▸ What the exercise asks
Copy the data precisely, keeping every character.

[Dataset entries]
::::
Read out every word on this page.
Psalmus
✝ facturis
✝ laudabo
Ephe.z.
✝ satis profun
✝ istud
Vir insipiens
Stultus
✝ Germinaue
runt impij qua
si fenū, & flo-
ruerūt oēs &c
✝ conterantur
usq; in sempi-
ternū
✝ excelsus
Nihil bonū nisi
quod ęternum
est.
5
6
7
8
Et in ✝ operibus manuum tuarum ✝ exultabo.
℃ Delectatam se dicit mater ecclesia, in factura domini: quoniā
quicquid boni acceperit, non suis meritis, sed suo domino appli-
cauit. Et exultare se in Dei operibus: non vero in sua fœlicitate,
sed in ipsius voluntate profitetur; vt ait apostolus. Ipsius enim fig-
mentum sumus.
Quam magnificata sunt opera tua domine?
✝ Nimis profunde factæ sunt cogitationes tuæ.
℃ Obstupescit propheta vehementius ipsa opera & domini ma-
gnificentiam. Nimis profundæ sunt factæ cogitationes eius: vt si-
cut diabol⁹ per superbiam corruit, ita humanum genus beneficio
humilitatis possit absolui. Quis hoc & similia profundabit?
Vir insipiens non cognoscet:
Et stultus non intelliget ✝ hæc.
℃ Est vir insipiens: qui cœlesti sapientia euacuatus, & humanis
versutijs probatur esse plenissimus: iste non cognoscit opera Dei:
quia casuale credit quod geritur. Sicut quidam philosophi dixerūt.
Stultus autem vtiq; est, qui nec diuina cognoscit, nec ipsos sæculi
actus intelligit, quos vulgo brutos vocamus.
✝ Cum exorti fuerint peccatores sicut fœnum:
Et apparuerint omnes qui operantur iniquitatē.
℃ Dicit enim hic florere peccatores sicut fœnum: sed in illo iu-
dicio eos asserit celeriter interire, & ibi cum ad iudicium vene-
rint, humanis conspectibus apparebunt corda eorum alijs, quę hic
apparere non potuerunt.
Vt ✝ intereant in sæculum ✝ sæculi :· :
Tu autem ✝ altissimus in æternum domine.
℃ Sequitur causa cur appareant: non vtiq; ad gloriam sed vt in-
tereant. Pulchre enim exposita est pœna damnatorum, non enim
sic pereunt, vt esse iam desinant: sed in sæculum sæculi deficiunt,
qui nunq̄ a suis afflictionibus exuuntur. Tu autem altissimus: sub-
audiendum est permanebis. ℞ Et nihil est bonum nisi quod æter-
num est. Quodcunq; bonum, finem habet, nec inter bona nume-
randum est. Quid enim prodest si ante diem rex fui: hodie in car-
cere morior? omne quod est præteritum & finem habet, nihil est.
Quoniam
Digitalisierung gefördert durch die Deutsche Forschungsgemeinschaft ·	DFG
::::
▸ Exercise output
Read out every word on this page.
Psalmus
✝ facturis
✝ laudabo
Ephe.z.
✝ satis profun
✝ istud
Vir insipiens
Stultus
✝ Germinaue
runt impij qua
si fenū, & flo-
ruerūt oēs &c
✝ conterantur
usq; in sempi-
ternū
✝ excelsus
Nihil bonū nisi
quod ęternum
est.
5
6
7
8
Et in ✝ operibus manuum tuarum ✝ exultabo.
℃ Delectatam se dicit mater ecclesia, in factura domini: quoniā
quicquid boni acceperit, non suis meritis, sed suo domino appli-
cauit. Et exultare se in Dei operibus: non vero in sua fœlicitate,
sed in ipsius voluntate profitetur; vt ait apostolus. Ipsius enim fig-
mentum sumus.
Quam magnificata sunt opera tua domine?
✝ Nimis profunde factæ sunt cogitationes tuæ.
℃ Obstupescit propheta vehementius ipsa opera & domini ma-
gnificentiam. Nimis profundæ sunt factæ cogitationes eius: vt si-
cut diabol⁹ per superbiam corruit, ita humanum genus beneficio
humilitatis possit absolui. Quis hoc & similia profundabit?
Vir insipiens non cognoscet:
Et stultus non intelliget ✝ hæc.
℃ Est vir insipiens: qui cœlesti sapientia euacuatus, & humanis
versutijs probatur esse plenissimus: iste non cognoscit opera Dei:
quia casuale credit quod geritur. Sicut quidam philosophi dixerūt.
Stultus autem vtiq; est, qui nec diuina cognoscit, nec ipsos sæculi
actus intelligit, quos vulgo brutos vocamus.
✝ Cum exorti fuerint peccatores sicut fœnum:
Et apparuerint omnes qui operantur iniquitatē.
℃ Dicit enim hic florere peccatores sicut fœnum: sed in illo iu-
dicio eos asserit celeriter interire, & ibi cum ad iudicium vene-
rint, humanis conspectibus apparebunt corda eorum alijs, quę hic
apparere non potuerunt.
Vt ✝ intereant in sæculum ✝ sæculi :· :
Tu autem ✝ altissimus in æternum domine.
℃ Sequitur causa cur appareant: non vtiq; ad gloriam sed vt in-
tereant. Pulchre enim exposita est pœna damnatorum, non enim
sic pereunt, vt esse iam desinant: sed in sæculum sæculi deficiunt,
qui nunq̄ a suis afflictionibus exuuntur. Tu autem altissimus: sub-
audiendum est permanebis. ℞ Et nihil est bonum nisi quod æter-
num est. Quodcunq; bonum, finem habet, nec inter bona nume-
randum est. Quid enim prodest si ante diem rex fui: hodie in car-
cere morior? omne quod est præteritum & finem habet, nihil est.
Quoniam
Digitalisierung gefördert durch die Deutsche Forschungsgemeinschaft ·	DFG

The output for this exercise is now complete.